__Entries supplied__:
━━━━━━━━━━━━━━━━
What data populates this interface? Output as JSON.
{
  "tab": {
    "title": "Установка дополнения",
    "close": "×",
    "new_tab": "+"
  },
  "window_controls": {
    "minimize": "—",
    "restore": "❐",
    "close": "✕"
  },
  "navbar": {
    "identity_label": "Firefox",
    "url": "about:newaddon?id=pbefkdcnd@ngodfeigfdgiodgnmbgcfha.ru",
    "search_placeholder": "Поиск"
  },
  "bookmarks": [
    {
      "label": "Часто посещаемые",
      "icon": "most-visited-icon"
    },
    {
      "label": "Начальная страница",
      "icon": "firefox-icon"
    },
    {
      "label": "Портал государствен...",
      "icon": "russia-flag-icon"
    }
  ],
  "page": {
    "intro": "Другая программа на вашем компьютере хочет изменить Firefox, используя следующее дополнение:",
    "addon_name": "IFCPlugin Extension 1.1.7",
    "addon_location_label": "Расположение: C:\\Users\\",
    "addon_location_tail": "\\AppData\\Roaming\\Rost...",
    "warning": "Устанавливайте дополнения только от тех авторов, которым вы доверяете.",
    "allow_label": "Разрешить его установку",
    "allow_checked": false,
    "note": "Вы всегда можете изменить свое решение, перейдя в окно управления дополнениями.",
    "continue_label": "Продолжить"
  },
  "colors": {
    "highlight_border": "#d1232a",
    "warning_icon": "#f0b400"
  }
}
━━━━━━━━━━━━━━━━
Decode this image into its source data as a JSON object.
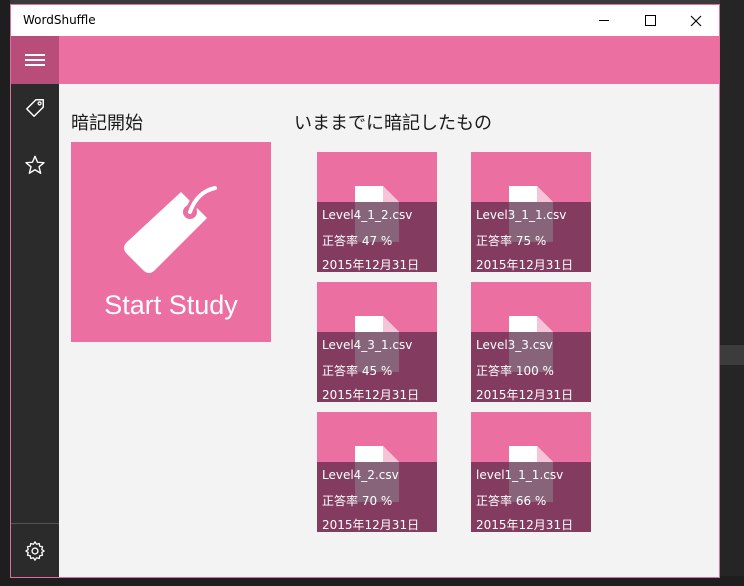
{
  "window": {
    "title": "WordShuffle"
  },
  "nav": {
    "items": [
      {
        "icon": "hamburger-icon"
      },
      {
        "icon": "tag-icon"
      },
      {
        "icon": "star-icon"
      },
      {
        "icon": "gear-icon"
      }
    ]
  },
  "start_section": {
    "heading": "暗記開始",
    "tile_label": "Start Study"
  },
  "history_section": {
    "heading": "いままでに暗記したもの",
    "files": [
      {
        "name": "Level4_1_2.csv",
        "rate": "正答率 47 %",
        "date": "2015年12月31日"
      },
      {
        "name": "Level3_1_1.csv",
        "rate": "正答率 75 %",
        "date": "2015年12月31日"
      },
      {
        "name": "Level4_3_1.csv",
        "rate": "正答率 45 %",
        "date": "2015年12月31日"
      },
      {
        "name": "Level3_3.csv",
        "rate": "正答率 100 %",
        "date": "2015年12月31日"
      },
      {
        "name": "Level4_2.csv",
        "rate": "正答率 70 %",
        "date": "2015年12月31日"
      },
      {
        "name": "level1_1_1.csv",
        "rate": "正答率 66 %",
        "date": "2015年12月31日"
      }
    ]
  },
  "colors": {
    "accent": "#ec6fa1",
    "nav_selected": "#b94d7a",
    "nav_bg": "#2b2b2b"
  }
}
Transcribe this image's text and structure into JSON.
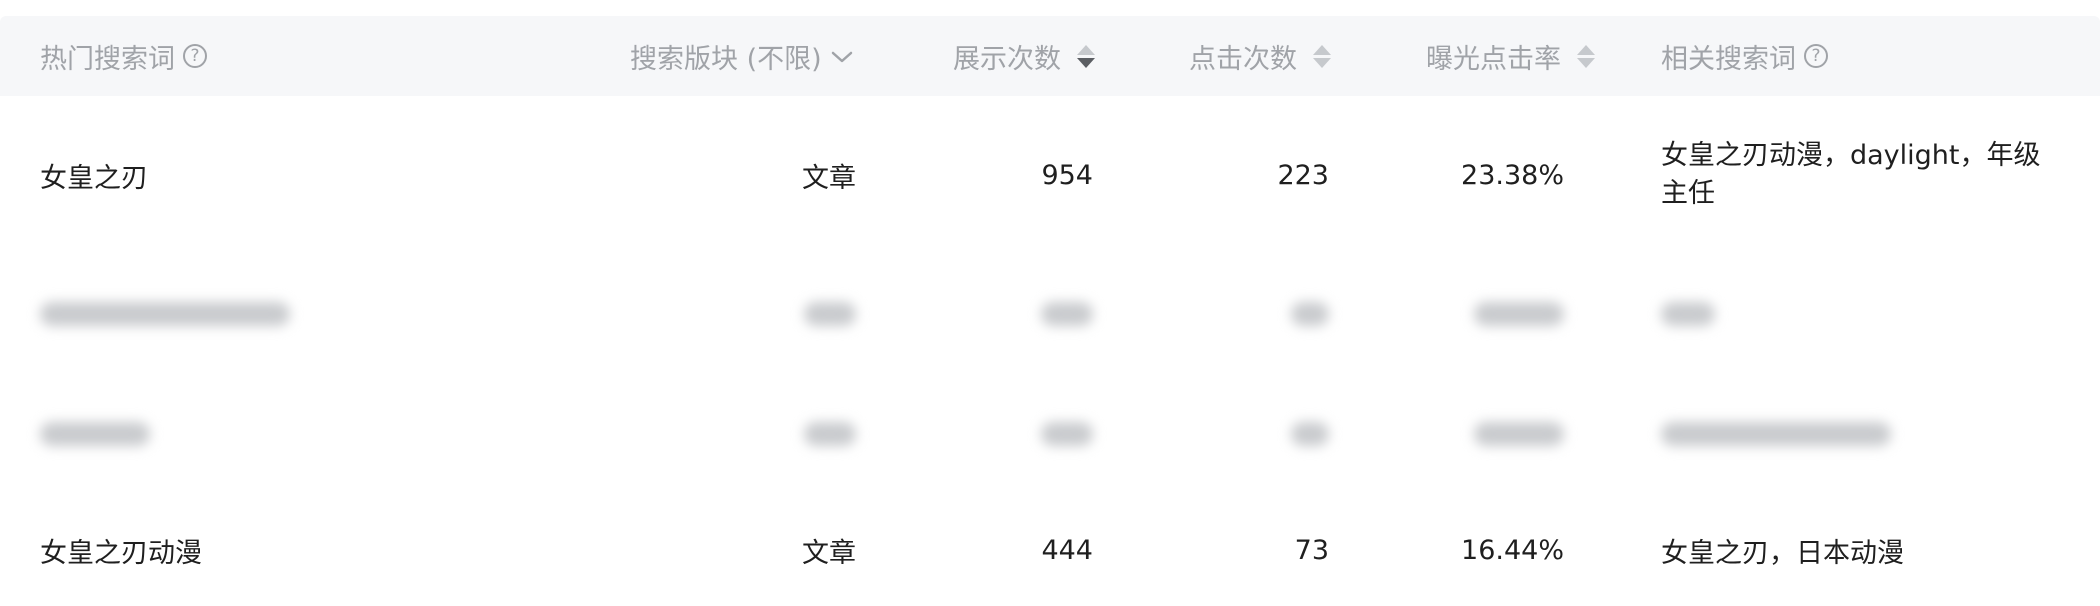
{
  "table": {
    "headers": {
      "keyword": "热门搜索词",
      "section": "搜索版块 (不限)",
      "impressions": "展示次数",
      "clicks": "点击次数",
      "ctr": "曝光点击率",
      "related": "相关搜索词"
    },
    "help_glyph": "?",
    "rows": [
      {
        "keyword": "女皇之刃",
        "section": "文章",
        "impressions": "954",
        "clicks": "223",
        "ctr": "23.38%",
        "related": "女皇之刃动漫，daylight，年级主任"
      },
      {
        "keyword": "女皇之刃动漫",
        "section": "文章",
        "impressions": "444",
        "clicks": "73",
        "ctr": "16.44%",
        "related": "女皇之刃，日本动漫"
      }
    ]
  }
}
━━━━━━━━━━━━━━━━
__What you are asked to do__:
Copy each line that contains the word "title".

__Result of the task__:
    "title": "Установка дополнения",
    "title": "WordShuffle"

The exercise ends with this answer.